• **EXERCISE INSTRUCTIONS**
In the stretch of entries from the start through the line containing "comment-text: ργρδργ (212, 447, 255, 462)", substitute "commenter-name" for "comment-author" and reproduce those lines with nothing else altered.

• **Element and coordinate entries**
━━━━━━━━━━━━━━━━

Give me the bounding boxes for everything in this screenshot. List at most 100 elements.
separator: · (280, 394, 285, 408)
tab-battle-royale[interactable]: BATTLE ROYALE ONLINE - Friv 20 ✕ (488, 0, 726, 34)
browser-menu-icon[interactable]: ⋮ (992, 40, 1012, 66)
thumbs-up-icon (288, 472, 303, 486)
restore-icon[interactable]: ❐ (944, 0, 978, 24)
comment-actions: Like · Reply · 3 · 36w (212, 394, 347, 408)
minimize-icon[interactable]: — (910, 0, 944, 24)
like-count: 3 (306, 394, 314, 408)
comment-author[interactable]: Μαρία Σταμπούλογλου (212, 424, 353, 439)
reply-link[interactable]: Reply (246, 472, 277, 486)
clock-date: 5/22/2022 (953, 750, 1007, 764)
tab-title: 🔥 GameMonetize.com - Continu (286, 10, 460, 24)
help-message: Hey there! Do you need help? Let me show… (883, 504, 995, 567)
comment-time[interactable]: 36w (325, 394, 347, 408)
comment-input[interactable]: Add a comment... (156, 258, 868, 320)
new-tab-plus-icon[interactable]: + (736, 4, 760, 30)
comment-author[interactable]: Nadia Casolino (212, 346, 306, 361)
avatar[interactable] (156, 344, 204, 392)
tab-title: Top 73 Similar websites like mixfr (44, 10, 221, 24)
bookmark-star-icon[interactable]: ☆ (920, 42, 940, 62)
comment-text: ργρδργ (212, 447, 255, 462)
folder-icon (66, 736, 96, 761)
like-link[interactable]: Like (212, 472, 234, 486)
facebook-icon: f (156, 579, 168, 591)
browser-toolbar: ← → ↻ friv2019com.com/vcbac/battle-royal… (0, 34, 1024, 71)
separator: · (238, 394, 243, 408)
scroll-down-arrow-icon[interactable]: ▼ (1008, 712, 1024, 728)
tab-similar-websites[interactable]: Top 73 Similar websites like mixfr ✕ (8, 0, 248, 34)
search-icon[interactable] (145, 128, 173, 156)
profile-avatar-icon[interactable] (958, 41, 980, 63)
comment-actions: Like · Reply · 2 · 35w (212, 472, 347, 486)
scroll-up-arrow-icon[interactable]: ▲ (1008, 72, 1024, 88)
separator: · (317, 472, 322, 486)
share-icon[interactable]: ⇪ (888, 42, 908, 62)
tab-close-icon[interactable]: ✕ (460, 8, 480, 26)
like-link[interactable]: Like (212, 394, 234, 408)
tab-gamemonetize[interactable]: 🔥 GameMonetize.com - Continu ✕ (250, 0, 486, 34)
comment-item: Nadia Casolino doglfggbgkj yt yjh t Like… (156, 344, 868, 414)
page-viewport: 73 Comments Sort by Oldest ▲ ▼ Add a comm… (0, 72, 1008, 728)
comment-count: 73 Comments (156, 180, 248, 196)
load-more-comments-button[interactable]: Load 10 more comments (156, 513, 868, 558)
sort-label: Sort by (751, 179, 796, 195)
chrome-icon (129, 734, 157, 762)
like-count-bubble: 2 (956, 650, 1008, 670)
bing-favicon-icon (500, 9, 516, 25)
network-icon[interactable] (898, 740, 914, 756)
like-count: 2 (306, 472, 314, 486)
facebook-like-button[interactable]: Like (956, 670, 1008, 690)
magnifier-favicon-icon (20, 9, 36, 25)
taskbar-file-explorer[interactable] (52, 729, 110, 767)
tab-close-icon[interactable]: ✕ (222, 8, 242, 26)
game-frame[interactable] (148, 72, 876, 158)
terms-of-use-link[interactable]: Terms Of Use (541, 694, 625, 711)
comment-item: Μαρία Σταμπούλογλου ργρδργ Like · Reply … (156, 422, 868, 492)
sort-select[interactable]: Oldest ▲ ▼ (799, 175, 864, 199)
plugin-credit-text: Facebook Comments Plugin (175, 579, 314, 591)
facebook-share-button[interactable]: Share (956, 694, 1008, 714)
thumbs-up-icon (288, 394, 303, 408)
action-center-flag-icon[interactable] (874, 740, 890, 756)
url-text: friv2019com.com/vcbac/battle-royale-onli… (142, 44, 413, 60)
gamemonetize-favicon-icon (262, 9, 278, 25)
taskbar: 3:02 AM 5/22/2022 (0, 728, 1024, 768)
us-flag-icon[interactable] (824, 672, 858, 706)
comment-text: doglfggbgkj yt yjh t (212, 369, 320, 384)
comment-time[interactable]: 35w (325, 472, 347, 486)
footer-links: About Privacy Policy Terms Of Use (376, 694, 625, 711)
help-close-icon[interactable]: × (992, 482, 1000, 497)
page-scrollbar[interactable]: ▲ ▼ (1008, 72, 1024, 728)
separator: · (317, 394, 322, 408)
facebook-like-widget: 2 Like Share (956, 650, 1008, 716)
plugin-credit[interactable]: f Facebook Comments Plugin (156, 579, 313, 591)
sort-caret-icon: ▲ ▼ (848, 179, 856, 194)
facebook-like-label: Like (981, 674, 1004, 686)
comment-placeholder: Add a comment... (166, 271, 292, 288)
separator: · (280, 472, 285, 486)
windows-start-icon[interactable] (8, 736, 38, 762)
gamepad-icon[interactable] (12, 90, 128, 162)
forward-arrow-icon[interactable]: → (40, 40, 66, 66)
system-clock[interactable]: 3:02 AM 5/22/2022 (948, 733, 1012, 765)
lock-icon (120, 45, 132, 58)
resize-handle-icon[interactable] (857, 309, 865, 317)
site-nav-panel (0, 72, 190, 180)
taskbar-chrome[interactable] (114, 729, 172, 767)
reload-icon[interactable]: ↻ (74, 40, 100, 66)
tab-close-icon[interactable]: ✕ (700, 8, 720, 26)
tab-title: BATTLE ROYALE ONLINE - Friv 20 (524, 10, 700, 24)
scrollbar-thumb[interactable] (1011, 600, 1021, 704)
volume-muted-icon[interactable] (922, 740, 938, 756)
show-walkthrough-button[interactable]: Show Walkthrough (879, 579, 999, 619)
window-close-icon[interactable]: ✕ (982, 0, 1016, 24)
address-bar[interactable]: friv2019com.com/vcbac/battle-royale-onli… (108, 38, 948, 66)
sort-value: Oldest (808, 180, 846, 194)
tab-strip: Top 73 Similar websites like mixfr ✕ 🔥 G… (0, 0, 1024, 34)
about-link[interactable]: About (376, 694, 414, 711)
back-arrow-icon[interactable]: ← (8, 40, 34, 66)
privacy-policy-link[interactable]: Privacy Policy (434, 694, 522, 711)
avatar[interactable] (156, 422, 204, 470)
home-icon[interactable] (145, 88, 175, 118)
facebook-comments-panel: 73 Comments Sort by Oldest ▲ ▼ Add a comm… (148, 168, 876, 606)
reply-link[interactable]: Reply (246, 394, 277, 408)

━━━━━━━━━━━━━━━━

• **SOLVED PROBLEM**
Give me the bounding boxes for everything in this screenshot. List at most 100 elements.
separator: · (280, 394, 285, 408)
tab-battle-royale[interactable]: BATTLE ROYALE ONLINE - Friv 20 ✕ (488, 0, 726, 34)
browser-menu-icon[interactable]: ⋮ (992, 40, 1012, 66)
thumbs-up-icon (288, 472, 303, 486)
restore-icon[interactable]: ❐ (944, 0, 978, 24)
comment-actions: Like · Reply · 3 · 36w (212, 394, 347, 408)
minimize-icon[interactable]: — (910, 0, 944, 24)
like-count: 3 (306, 394, 314, 408)
commenter-name[interactable]: Μαρία Σταμπούλογλου (212, 424, 353, 439)
reply-link[interactable]: Reply (246, 472, 277, 486)
clock-date: 5/22/2022 (953, 750, 1007, 764)
tab-title: 🔥 GameMonetize.com - Continu (286, 10, 460, 24)
help-message: Hey there! Do you need help? Let me show… (883, 504, 995, 567)
comment-time[interactable]: 36w (325, 394, 347, 408)
comment-input[interactable]: Add a comment... (156, 258, 868, 320)
new-tab-plus-icon[interactable]: + (736, 4, 760, 30)
commenter-name[interactable]: Nadia Casolino (212, 346, 306, 361)
avatar[interactable] (156, 344, 204, 392)
tab-title: Top 73 Similar websites like mixfr (44, 10, 221, 24)
bookmark-star-icon[interactable]: ☆ (920, 42, 940, 62)
comment-text: ργρδργ (212, 447, 255, 462)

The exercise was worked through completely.